Pelestari Penyu Lepaskan 5-4 Tukik di Raja Ampat
TEMPO.CO | 08/06/2019 13:46
Ratusan ekor anak penyu atau tukik hasil konservasi dilepasliarkan di Pantai Kuta, Bali, 30 Juli 2015. Selain tujuh ekor penyu hijau dan seekor penyu lekang yang merupakan hasil sitaan Balai Konservasi Sumberdaya Alam Bali di bulan Juni, dalam acara terse
Ratusan ekor anak penyu atau tukik hasil konservasi dilepasliarkan di Pantai Kuta, Bali, 30 Juli 2015. Selain tujuh ekor penyu hijau dan seekor penyu lekang yang merupakan hasil sitaan Balai Konservasi Sumberdaya Alam Bali di bulan Juni, dalam acara tersebut ratusan ekor anak penyu atau tukik hasil konservasi juga dilepas ke laut. TEMPO/Johannes P. Christo

TEMPO.CO, Jakarta - Masyarakat Pegiat Konservasi Penyu  Kampung Yenbekaki, Kabupaten Raja Ampat,  Papua Barat melepaskan 504 tukik ke laut sebagai bagian upaya mereka menjaga kelestarian alam.

* * * *

◆ Tugas Latihan 1:
Tuliskan kembali dengan persis bagian dari berita pelepasan tukik ini, dimulai dari "TEMPO.CO, Jakarta - Masyarakat" dan terus hingga "menjaga kelestarian alam.".
◆ Tugas Latihan 2:
Menurut berita pelepasan tukik ini, lembaga apa yang menyita tujuh ekor penyu hijau dan seekor penyu lekang pada bulan Juni?
◆ Tugas Latihan 3:
Tulis lanjutan berita tentang pelepasan tukik di Raja Ampat ini, dimulai setelah kalimat terakhir yang tercantum.

* * * *

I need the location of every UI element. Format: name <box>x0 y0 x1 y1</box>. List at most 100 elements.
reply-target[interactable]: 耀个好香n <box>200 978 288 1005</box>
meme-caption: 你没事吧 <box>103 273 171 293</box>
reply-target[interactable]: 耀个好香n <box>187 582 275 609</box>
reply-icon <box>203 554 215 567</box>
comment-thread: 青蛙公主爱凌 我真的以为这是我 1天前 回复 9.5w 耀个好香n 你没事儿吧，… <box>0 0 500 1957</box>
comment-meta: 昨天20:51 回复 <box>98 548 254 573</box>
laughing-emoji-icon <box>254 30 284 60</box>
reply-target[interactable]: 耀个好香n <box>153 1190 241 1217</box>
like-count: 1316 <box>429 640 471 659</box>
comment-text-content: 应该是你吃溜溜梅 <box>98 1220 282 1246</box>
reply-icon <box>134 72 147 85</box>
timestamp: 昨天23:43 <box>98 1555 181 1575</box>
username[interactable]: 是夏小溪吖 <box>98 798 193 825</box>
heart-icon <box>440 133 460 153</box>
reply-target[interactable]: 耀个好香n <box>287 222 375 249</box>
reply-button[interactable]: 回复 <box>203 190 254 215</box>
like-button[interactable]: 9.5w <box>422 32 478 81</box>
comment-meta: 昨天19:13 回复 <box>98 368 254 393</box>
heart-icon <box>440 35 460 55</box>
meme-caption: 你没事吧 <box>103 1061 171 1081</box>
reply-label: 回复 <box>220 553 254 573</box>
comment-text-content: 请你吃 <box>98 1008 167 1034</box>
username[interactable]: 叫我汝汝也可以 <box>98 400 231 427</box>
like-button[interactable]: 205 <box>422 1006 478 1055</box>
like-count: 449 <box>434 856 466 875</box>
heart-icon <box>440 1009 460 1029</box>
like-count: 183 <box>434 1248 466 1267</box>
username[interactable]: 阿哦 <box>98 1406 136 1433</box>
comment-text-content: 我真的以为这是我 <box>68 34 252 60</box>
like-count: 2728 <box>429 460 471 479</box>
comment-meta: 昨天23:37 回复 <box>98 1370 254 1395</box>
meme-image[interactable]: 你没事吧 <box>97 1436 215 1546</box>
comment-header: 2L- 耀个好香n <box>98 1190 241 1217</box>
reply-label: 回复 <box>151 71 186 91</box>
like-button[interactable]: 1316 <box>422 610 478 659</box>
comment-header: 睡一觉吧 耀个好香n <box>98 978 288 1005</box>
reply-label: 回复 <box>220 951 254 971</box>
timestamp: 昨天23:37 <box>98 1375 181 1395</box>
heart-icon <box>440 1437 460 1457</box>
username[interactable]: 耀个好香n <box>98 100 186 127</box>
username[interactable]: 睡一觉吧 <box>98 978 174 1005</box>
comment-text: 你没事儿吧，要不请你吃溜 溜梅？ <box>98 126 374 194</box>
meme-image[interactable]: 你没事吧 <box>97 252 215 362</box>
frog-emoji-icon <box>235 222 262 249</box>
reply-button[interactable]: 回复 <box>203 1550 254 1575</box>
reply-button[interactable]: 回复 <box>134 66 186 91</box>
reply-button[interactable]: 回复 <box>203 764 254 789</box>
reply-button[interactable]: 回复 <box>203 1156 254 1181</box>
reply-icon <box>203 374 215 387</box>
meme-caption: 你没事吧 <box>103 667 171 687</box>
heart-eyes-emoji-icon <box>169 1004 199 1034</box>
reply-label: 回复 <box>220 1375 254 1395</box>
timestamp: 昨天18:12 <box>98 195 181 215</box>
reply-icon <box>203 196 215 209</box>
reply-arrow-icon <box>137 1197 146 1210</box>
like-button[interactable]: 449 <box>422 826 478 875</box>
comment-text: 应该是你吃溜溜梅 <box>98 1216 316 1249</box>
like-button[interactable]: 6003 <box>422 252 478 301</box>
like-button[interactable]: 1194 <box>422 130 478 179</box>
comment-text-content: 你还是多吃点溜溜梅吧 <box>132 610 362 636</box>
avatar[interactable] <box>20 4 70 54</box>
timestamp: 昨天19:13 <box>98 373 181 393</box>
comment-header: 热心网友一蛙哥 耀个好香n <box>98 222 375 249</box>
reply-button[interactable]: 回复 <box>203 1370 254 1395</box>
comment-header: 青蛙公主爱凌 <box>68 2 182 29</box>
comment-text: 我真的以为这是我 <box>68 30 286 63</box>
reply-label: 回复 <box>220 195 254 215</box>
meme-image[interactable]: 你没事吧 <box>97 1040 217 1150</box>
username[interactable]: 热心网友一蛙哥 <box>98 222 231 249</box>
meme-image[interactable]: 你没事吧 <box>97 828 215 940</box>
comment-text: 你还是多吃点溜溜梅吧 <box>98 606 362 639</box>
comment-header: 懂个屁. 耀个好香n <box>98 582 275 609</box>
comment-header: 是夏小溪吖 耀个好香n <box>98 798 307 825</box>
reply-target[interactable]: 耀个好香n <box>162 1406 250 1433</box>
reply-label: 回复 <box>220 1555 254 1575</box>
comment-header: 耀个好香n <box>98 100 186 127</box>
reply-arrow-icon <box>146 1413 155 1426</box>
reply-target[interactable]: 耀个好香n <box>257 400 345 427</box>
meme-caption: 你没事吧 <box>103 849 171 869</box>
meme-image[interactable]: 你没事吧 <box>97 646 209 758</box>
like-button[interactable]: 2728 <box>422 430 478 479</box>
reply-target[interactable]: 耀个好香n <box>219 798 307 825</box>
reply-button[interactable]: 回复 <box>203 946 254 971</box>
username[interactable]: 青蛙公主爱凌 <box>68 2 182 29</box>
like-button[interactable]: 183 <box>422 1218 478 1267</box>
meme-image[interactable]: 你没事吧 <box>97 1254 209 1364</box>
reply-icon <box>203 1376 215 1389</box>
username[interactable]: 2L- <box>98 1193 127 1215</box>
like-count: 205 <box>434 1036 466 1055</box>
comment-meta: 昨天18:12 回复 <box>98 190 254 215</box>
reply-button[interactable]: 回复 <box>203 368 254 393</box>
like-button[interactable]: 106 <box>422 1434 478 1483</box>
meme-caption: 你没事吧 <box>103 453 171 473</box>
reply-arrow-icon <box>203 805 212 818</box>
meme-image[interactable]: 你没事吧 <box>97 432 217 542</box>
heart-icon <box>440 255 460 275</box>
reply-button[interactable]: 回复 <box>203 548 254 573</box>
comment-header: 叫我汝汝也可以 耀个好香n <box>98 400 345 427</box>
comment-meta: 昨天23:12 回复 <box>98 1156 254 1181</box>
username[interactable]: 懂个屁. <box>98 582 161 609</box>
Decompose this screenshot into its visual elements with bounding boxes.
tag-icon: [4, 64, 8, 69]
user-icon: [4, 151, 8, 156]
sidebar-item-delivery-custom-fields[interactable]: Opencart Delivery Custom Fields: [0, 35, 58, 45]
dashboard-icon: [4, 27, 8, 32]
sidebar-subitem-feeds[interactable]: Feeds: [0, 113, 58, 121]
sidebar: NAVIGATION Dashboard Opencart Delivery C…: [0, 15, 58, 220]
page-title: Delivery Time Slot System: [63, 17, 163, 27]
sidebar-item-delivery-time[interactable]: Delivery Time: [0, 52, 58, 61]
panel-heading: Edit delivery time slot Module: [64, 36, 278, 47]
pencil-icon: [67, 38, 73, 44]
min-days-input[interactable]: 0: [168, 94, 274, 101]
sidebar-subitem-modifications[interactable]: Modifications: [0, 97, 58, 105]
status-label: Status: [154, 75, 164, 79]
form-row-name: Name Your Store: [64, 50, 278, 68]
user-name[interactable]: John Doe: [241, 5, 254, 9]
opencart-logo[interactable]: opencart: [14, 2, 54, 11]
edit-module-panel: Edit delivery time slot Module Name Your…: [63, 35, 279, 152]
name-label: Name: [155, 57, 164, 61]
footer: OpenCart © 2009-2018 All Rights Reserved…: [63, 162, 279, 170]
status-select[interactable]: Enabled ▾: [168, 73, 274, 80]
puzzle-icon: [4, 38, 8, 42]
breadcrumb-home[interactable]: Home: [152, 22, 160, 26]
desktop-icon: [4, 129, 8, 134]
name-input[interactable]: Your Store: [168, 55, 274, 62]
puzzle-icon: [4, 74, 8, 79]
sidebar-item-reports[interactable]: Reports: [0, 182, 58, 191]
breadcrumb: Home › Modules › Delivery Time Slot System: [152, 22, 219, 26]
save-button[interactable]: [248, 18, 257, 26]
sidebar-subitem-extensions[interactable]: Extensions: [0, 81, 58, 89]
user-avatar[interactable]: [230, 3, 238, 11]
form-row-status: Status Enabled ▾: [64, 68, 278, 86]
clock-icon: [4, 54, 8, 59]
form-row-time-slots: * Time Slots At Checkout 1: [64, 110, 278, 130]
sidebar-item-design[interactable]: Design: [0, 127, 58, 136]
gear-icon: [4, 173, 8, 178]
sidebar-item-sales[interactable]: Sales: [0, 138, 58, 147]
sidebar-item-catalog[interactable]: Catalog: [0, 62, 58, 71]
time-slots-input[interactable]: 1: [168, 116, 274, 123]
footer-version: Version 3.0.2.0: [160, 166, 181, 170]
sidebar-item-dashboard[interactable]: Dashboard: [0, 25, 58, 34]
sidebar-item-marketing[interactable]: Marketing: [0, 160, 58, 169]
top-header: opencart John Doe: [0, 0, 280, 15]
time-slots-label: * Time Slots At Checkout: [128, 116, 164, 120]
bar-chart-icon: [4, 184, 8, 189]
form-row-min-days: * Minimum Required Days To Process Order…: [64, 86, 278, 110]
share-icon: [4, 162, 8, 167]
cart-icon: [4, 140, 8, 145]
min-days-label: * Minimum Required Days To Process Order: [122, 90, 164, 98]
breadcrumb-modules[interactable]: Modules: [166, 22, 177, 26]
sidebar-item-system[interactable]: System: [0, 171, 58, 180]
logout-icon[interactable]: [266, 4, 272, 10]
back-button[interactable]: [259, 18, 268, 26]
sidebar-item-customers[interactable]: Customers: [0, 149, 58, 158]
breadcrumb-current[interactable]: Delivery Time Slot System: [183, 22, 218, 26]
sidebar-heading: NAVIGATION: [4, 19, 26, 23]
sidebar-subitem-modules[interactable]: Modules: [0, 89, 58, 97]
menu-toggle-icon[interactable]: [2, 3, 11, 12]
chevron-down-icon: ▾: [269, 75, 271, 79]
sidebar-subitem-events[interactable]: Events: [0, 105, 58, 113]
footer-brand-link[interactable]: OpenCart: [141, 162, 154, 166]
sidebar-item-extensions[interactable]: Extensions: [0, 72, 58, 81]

* * * *

◆ Jawaban Latihan 1:
TEMPO.CO, Jakarta - Masyarakat Pegiat Konservasi Penyu  Kampung Yenbekaki, Kabupaten Raja Ampat,  Papua Barat melepaskan 504 tukik ke laut sebagai bagian upaya mereka menjaga kelestarian alam.

◆ Jawaban Latihan 2:
Balai Konservasi Sumberdaya Alam Bali

◆ Jawaban Latihan 3:
Baca juga: Susi Pudjiastuti Lepas Penyu dan Ikan Dilindungi di Natuna Riau

Ketua Kelompok Pegiat Konservasi Penyu Kampung Yenbekaki Yusuf Mayor di Waisai, Jumat, 7 Juni 2019, mengatakan 504 tukik yang dilepaskan itu, terdiri atas 110 tukik penyu sisik dan 394 tukik penyu lekang yang menetas di Pantai Warebar, Kampung Yenbekaki

Pelepasan tukik ke laut itu, dilakukan pihaknya pada pekan lalu.

Ia menjelaskan Pantai Warebar Kampung Yenbekaki salah satu daratan di wilayah Raja Ampat, tempat penyu dewasa naik pada masa bertelur untuk meletakkan telurnya.

"Terutama penyu belimbing yang dikenal sebagai penyu ukuran terbesar penjelajah lautan yang andal," ujar Yusuf.

Selama masa penyu bertelur,  masyarakat Pegiat Konservasi Penyu Kampung Yenbekaki menjaga kawasan Pantai Warebar, tempat sarang penyu, dari serangan predator yang mengincar telurnya.

Setelah telur penyu menetas, pihaknya melakukan penangkaran terhadap tukik tersebut agar kuat dan dapat terhindar dari serangan predator, untuk selanjutnya dilepas ke laut.

"Pekan lalu kami melepaskan 504 tukik penyu  sisik dan lekang yang ditangkarkan dengan tujuan meningkatkan populasi penyu di laut Raja Ampat yang merupakan daerah wisata terkenal di dunia," kata dia.